[Start]
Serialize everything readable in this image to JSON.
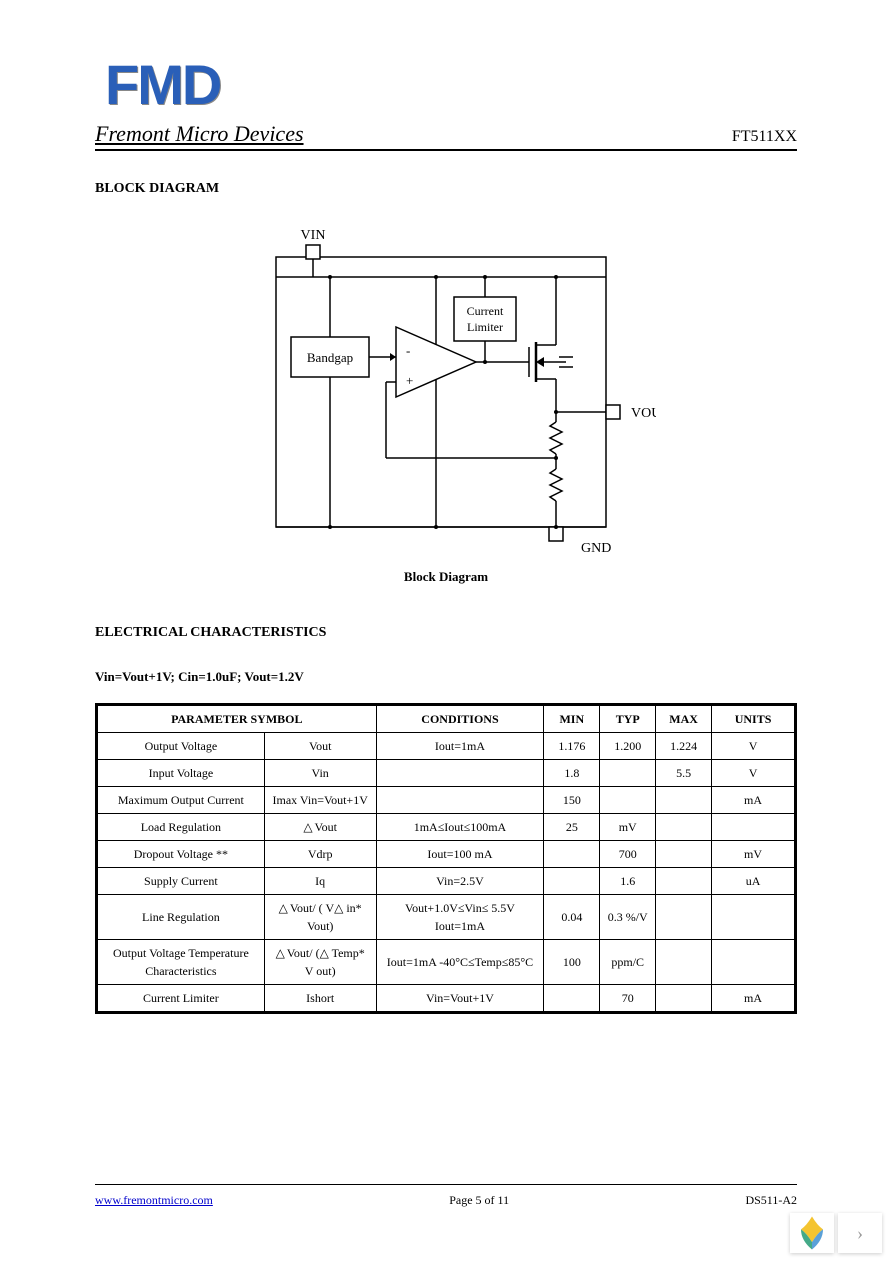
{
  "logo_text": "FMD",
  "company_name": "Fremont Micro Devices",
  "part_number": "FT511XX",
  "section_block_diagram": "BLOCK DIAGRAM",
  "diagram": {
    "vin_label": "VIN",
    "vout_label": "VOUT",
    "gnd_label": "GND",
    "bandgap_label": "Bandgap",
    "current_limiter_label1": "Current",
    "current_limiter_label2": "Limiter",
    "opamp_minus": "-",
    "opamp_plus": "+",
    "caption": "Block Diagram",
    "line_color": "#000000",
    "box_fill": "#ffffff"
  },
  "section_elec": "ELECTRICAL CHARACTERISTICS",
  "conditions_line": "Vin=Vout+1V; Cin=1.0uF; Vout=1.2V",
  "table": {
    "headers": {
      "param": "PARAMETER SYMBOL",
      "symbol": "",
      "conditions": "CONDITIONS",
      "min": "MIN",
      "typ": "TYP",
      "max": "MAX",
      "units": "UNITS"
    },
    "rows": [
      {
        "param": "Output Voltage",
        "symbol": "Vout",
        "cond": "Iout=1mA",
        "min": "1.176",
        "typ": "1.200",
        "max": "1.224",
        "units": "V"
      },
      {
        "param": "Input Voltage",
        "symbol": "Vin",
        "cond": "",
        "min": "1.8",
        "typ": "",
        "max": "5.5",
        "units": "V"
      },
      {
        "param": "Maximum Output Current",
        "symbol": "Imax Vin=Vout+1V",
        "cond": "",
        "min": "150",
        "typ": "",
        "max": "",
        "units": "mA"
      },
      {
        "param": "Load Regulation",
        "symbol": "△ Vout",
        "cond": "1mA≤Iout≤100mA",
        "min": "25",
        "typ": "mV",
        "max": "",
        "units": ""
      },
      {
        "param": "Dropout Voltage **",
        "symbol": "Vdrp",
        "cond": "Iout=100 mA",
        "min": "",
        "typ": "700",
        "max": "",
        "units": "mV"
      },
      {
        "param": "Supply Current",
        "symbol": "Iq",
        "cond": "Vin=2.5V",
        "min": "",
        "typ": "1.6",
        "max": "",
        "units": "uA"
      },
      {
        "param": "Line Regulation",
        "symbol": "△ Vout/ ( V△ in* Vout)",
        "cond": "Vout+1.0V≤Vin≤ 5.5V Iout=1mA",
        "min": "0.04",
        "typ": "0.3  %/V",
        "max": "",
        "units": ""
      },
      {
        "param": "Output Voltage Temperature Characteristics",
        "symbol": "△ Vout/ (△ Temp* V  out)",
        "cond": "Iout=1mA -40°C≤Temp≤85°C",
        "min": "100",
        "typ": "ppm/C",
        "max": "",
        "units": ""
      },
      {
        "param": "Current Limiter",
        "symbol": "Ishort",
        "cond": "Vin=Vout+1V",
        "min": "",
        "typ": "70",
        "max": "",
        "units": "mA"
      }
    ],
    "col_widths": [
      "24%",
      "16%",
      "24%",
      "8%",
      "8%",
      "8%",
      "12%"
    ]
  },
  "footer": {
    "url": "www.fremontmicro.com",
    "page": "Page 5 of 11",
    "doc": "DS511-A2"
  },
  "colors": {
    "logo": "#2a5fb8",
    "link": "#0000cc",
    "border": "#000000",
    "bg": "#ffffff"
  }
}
[End]
### Your objective
Transcribe the records above exactly as they appear, leaving out any pictures.

### Result for this task
Serialize everything readable in this image to JSON.
{
  "logo_text": "FMD",
  "company_name": "Fremont Micro Devices",
  "part_number": "FT511XX",
  "section_block_diagram": "BLOCK DIAGRAM",
  "diagram": {
    "vin_label": "VIN",
    "vout_label": "VOUT",
    "gnd_label": "GND",
    "bandgap_label": "Bandgap",
    "current_limiter_label1": "Current",
    "current_limiter_label2": "Limiter",
    "opamp_minus": "-",
    "opamp_plus": "+",
    "caption": "Block Diagram",
    "line_color": "#000000",
    "box_fill": "#ffffff"
  },
  "section_elec": "ELECTRICAL CHARACTERISTICS",
  "conditions_line": "Vin=Vout+1V; Cin=1.0uF; Vout=1.2V",
  "table": {
    "headers": {
      "param": "PARAMETER SYMBOL",
      "symbol": "",
      "conditions": "CONDITIONS",
      "min": "MIN",
      "typ": "TYP",
      "max": "MAX",
      "units": "UNITS"
    },
    "rows": [
      {
        "param": "Output Voltage",
        "symbol": "Vout",
        "cond": "Iout=1mA",
        "min": "1.176",
        "typ": "1.200",
        "max": "1.224",
        "units": "V"
      },
      {
        "param": "Input Voltage",
        "symbol": "Vin",
        "cond": "",
        "min": "1.8",
        "typ": "",
        "max": "5.5",
        "units": "V"
      },
      {
        "param": "Maximum Output Current",
        "symbol": "Imax Vin=Vout+1V",
        "cond": "",
        "min": "150",
        "typ": "",
        "max": "",
        "units": "mA"
      },
      {
        "param": "Load Regulation",
        "symbol": "△ Vout",
        "cond": "1mA≤Iout≤100mA",
        "min": "25",
        "typ": "mV",
        "max": "",
        "units": ""
      },
      {
        "param": "Dropout Voltage **",
        "symbol": "Vdrp",
        "cond": "Iout=100 mA",
        "min": "",
        "typ": "700",
        "max": "",
        "units": "mV"
      },
      {
        "param": "Supply Current",
        "symbol": "Iq",
        "cond": "Vin=2.5V",
        "min": "",
        "typ": "1.6",
        "max": "",
        "units": "uA"
      },
      {
        "param": "Line Regulation",
        "symbol": "△ Vout/ ( V△ in* Vout)",
        "cond": "Vout+1.0V≤Vin≤ 5.5V Iout=1mA",
        "min": "0.04",
        "typ": "0.3  %/V",
        "max": "",
        "units": ""
      },
      {
        "param": "Output Voltage Temperature Characteristics",
        "symbol": "△ Vout/ (△ Temp* V  out)",
        "cond": "Iout=1mA -40°C≤Temp≤85°C",
        "min": "100",
        "typ": "ppm/C",
        "max": "",
        "units": ""
      },
      {
        "param": "Current Limiter",
        "symbol": "Ishort",
        "cond": "Vin=Vout+1V",
        "min": "",
        "typ": "70",
        "max": "",
        "units": "mA"
      }
    ],
    "col_widths": [
      "24%",
      "16%",
      "24%",
      "8%",
      "8%",
      "8%",
      "12%"
    ]
  },
  "footer": {
    "url": "www.fremontmicro.com",
    "page": "Page 5 of 11",
    "doc": "DS511-A2"
  },
  "colors": {
    "logo": "#2a5fb8",
    "link": "#0000cc",
    "border": "#000000",
    "bg": "#ffffff"
  }
}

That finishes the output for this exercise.